**PROBLEM REQUIREMENTS**
Look below for the line with "Extract the structured", and from there restate every line word for word until the entries end.

**RECORDS SHOWN**
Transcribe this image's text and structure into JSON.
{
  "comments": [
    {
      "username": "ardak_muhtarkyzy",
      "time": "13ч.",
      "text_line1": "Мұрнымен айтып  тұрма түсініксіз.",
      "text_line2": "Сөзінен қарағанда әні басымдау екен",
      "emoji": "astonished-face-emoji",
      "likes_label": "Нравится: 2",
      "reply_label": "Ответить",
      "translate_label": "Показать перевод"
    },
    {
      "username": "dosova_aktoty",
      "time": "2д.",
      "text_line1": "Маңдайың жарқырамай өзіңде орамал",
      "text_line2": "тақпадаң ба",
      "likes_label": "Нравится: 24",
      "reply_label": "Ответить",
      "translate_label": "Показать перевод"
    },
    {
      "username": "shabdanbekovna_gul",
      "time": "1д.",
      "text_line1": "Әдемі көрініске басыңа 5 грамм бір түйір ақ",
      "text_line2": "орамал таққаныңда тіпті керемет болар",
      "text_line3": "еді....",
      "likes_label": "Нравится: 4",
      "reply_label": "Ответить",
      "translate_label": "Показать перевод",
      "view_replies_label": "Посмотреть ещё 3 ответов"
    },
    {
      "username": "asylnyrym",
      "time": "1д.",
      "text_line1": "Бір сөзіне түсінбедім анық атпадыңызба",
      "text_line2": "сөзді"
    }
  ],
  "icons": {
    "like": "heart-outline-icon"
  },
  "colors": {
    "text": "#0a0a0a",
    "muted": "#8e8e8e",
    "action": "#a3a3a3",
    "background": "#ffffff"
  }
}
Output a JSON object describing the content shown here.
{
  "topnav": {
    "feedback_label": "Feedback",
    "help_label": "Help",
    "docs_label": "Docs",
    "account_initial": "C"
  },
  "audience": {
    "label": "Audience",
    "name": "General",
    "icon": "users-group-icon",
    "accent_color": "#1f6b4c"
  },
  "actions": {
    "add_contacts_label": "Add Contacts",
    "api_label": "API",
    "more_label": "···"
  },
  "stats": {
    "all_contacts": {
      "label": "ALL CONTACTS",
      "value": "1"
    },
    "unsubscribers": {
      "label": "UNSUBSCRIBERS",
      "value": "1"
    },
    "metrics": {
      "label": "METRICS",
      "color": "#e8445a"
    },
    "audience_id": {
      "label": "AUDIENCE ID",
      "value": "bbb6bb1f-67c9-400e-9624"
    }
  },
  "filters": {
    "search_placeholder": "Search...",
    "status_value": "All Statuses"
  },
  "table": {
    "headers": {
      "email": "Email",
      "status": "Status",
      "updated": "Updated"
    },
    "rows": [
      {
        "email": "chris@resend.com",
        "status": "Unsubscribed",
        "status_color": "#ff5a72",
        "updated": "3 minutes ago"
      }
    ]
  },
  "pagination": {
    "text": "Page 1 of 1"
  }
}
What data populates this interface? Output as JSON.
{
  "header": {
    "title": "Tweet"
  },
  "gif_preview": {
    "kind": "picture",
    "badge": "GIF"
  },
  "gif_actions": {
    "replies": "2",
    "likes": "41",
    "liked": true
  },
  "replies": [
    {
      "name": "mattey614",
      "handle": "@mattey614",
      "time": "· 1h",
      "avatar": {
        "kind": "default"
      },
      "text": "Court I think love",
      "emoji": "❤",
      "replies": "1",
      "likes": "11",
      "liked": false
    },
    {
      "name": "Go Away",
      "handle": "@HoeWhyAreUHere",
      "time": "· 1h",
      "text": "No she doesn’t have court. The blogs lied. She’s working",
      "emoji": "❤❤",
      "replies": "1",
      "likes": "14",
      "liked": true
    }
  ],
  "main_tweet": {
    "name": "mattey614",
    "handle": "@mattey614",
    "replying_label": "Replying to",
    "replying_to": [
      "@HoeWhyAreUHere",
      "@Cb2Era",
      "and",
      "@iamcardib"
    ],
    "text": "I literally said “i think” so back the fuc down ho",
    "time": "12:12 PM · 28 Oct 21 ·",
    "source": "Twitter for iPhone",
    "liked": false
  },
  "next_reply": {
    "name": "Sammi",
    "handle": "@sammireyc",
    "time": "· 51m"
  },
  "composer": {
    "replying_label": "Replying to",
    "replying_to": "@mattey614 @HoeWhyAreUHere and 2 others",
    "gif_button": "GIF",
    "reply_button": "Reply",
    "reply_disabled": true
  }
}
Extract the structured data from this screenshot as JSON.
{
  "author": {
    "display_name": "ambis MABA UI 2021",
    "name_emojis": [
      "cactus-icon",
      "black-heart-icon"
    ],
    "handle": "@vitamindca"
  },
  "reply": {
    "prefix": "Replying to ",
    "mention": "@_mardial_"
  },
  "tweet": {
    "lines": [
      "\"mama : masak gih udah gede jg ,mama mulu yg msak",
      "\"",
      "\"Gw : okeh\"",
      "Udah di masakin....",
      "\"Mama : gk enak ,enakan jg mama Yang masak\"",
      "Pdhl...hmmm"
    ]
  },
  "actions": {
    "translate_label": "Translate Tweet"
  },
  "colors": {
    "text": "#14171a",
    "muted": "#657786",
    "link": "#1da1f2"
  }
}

**THE ANSWER**
Extract the structured data from this screenshot as JSON.
{
  "author": {
    "display_name": "ambis MABA UI 2021",
    "name_emojis": [
      "cactus-icon",
      "black-heart-icon"
    ],
    "handle": "@vitamindca"
  },
  "reply": {
    "prefix": "Replying to ",
    "mention": "@_mardial_"
  },
  "tweet": {
    "lines": [
      "\"mama : masak gih udah gede jg ,mama mulu yg msak",
      "\"",
      "\"Gw : okeh\"",
      "Udah di masakin....",
      "\"Mama : gk enak ,enakan jg mama Yang masak\"",
      "Pdhl...hmmm"
    ]
  },
  "actions": {
    "translate_label": "Translate Tweet"
  },
  "colors": {
    "text": "#14171a",
    "muted": "#657786",
    "link": "#1da1f2"
  }
}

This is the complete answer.